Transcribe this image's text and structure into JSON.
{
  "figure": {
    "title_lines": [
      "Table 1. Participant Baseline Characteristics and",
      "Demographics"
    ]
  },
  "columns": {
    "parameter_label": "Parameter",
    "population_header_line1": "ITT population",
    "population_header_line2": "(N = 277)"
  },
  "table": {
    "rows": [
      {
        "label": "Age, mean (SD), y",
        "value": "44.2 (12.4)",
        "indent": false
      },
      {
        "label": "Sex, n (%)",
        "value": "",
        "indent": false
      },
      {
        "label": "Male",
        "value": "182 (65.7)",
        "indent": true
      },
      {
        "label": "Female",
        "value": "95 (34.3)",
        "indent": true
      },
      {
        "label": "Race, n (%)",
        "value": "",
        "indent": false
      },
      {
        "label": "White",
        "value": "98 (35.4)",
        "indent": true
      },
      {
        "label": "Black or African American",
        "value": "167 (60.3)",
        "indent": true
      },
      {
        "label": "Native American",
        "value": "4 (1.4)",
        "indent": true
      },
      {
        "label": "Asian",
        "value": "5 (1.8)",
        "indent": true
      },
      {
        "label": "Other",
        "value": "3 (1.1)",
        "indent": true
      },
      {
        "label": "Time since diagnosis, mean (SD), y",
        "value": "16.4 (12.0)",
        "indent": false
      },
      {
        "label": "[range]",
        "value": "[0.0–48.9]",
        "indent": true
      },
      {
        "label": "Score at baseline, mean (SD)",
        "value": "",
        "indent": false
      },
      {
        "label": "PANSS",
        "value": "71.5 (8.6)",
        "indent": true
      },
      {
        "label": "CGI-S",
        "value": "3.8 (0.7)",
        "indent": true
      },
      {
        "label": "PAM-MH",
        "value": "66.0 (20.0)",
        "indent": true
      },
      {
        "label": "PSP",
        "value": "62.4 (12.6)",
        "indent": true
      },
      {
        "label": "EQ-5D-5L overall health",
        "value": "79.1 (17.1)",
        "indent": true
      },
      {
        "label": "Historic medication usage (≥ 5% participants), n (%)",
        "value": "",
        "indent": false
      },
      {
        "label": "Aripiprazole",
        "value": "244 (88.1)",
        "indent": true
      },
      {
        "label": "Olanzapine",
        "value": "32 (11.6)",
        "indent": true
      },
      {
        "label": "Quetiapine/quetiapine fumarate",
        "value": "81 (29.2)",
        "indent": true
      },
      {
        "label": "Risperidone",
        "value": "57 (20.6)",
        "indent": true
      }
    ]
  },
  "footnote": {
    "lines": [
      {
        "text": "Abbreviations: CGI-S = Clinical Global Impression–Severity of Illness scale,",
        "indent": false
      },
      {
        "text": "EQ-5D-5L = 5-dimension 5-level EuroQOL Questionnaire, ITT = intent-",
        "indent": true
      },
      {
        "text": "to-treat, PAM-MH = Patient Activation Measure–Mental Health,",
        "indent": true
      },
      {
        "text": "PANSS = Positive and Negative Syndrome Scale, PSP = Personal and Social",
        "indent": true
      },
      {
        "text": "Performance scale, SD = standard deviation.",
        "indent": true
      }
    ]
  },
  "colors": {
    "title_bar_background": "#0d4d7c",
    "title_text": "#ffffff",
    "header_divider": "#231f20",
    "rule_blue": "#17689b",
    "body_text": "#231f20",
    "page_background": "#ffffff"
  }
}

▶ **WHAT THE EXERCISE ASKS**
Reproduce the entries above in full, verbatim.

▶ **TASK RESPONSE**
Transcribe this image's text and structure into JSON.
{
  "figure": {
    "title_lines": [
      "Table 1. Participant Baseline Characteristics and",
      "Demographics"
    ]
  },
  "columns": {
    "parameter_label": "Parameter",
    "population_header_line1": "ITT population",
    "population_header_line2": "(N = 277)"
  },
  "table": {
    "rows": [
      {
        "label": "Age, mean (SD), y",
        "value": "44.2 (12.4)",
        "indent": false
      },
      {
        "label": "Sex, n (%)",
        "value": "",
        "indent": false
      },
      {
        "label": "Male",
        "value": "182 (65.7)",
        "indent": true
      },
      {
        "label": "Female",
        "value": "95 (34.3)",
        "indent": true
      },
      {
        "label": "Race, n (%)",
        "value": "",
        "indent": false
      },
      {
        "label": "White",
        "value": "98 (35.4)",
        "indent": true
      },
      {
        "label": "Black or African American",
        "value": "167 (60.3)",
        "indent": true
      },
      {
        "label": "Native American",
        "value": "4 (1.4)",
        "indent": true
      },
      {
        "label": "Asian",
        "value": "5 (1.8)",
        "indent": true
      },
      {
        "label": "Other",
        "value": "3 (1.1)",
        "indent": true
      },
      {
        "label": "Time since diagnosis, mean (SD), y",
        "value": "16.4 (12.0)",
        "indent": false
      },
      {
        "label": "[range]",
        "value": "[0.0–48.9]",
        "indent": true
      },
      {
        "label": "Score at baseline, mean (SD)",
        "value": "",
        "indent": false
      },
      {
        "label": "PANSS",
        "value": "71.5 (8.6)",
        "indent": true
      },
      {
        "label": "CGI-S",
        "value": "3.8 (0.7)",
        "indent": true
      },
      {
        "label": "PAM-MH",
        "value": "66.0 (20.0)",
        "indent": true
      },
      {
        "label": "PSP",
        "value": "62.4 (12.6)",
        "indent": true
      },
      {
        "label": "EQ-5D-5L overall health",
        "value": "79.1 (17.1)",
        "indent": true
      },
      {
        "label": "Historic medication usage (≥ 5% participants), n (%)",
        "value": "",
        "indent": false
      },
      {
        "label": "Aripiprazole",
        "value": "244 (88.1)",
        "indent": true
      },
      {
        "label": "Olanzapine",
        "value": "32 (11.6)",
        "indent": true
      },
      {
        "label": "Quetiapine/quetiapine fumarate",
        "value": "81 (29.2)",
        "indent": true
      },
      {
        "label": "Risperidone",
        "value": "57 (20.6)",
        "indent": true
      }
    ]
  },
  "footnote": {
    "lines": [
      {
        "text": "Abbreviations: CGI-S = Clinical Global Impression–Severity of Illness scale,",
        "indent": false
      },
      {
        "text": "EQ-5D-5L = 5-dimension 5-level EuroQOL Questionnaire, ITT = intent-",
        "indent": true
      },
      {
        "text": "to-treat, PAM-MH = Patient Activation Measure–Mental Health,",
        "indent": true
      },
      {
        "text": "PANSS = Positive and Negative Syndrome Scale, PSP = Personal and Social",
        "indent": true
      },
      {
        "text": "Performance scale, SD = standard deviation.",
        "indent": true
      }
    ]
  },
  "colors": {
    "title_bar_background": "#0d4d7c",
    "title_text": "#ffffff",
    "header_divider": "#231f20",
    "rule_blue": "#17689b",
    "body_text": "#231f20",
    "page_background": "#ffffff"
  }
}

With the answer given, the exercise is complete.